Pick out every line in the data below that holds "coordinate".

▶ Data items:
==========
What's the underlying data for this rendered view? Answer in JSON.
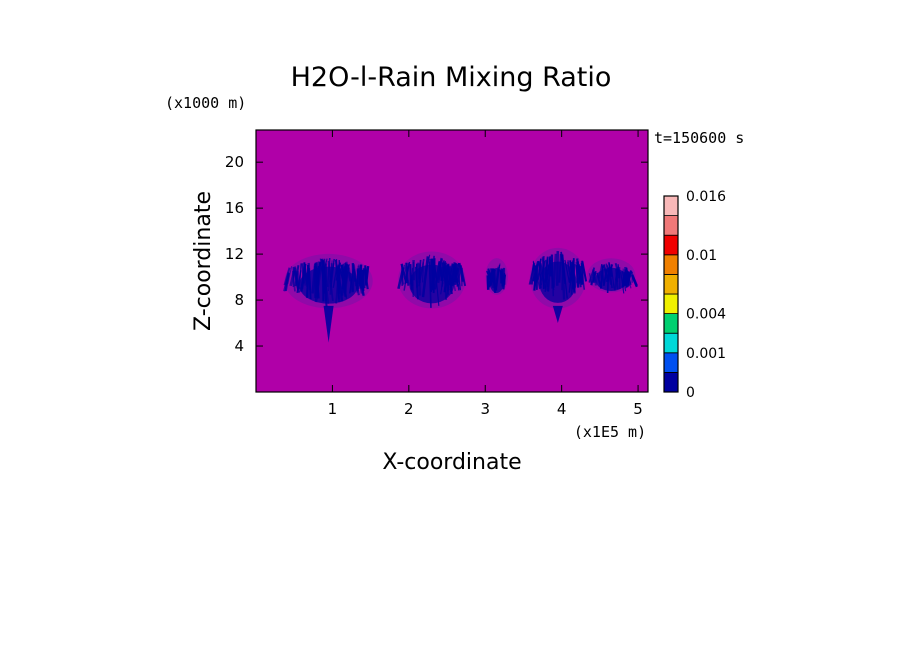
{
  "chart_data": {
    "type": "heatmap",
    "title": "H2O-l-Rain Mixing Ratio",
    "xlabel": "X-coordinate",
    "ylabel": "Z-coordinate",
    "x_unit": "(x1E5 m)",
    "y_unit": "(x1000 m)",
    "time_label": "t=150600 s",
    "xlim": [
      0,
      5.13
    ],
    "ylim": [
      0,
      22.8
    ],
    "x_ticks": [
      {
        "value": 1,
        "label": "1"
      },
      {
        "value": 2,
        "label": "2"
      },
      {
        "value": 3,
        "label": "3"
      },
      {
        "value": 4,
        "label": "4"
      },
      {
        "value": 5,
        "label": "5"
      }
    ],
    "y_ticks": [
      {
        "value": 4,
        "label": "4"
      },
      {
        "value": 8,
        "label": "8"
      },
      {
        "value": 12,
        "label": "12"
      },
      {
        "value": 16,
        "label": "16"
      },
      {
        "value": 20,
        "label": "20"
      }
    ],
    "background_color": "#b000a8",
    "colorbar": {
      "levels": [
        0,
        0.0005,
        0.001,
        0.0015,
        0.004,
        0.006,
        0.008,
        0.01,
        0.012,
        0.014,
        0.016
      ],
      "colors": [
        "#0000a0",
        "#0050f0",
        "#00d8d8",
        "#00d070",
        "#f0f000",
        "#f0b000",
        "#f08000",
        "#f00000",
        "#f07878",
        "#f8b8b8"
      ],
      "tick_labels": [
        {
          "value": 0,
          "label": "0"
        },
        {
          "value": 0.001,
          "label": "0.001"
        },
        {
          "value": 0.004,
          "label": "0.004"
        },
        {
          "value": 0.01,
          "label": "0.01"
        },
        {
          "value": 0.016,
          "label": "0.016"
        }
      ]
    },
    "rain_regions": [
      {
        "x_center": 0.95,
        "x_halfwidth": 0.55,
        "z_bottom": 7.5,
        "z_top": 11.8,
        "shaft_bottom": 4.3
      },
      {
        "x_center": 2.3,
        "x_halfwidth": 0.42,
        "z_bottom": 7.5,
        "z_top": 12.0,
        "shaft_bottom": 7.5
      },
      {
        "x_center": 3.15,
        "x_halfwidth": 0.14,
        "z_bottom": 8.6,
        "z_top": 11.5,
        "shaft_bottom": 8.6
      },
      {
        "x_center": 3.95,
        "x_halfwidth": 0.35,
        "z_bottom": 7.5,
        "z_top": 12.3,
        "shaft_bottom": 6.0
      },
      {
        "x_center": 4.65,
        "x_halfwidth": 0.3,
        "z_bottom": 8.8,
        "z_top": 11.5,
        "shaft_bottom": 8.8
      }
    ]
  }
}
==========
▶ TASK RESULT:
    "xlabel": "X-coordinate",
    "ylabel": "Z-coordinate",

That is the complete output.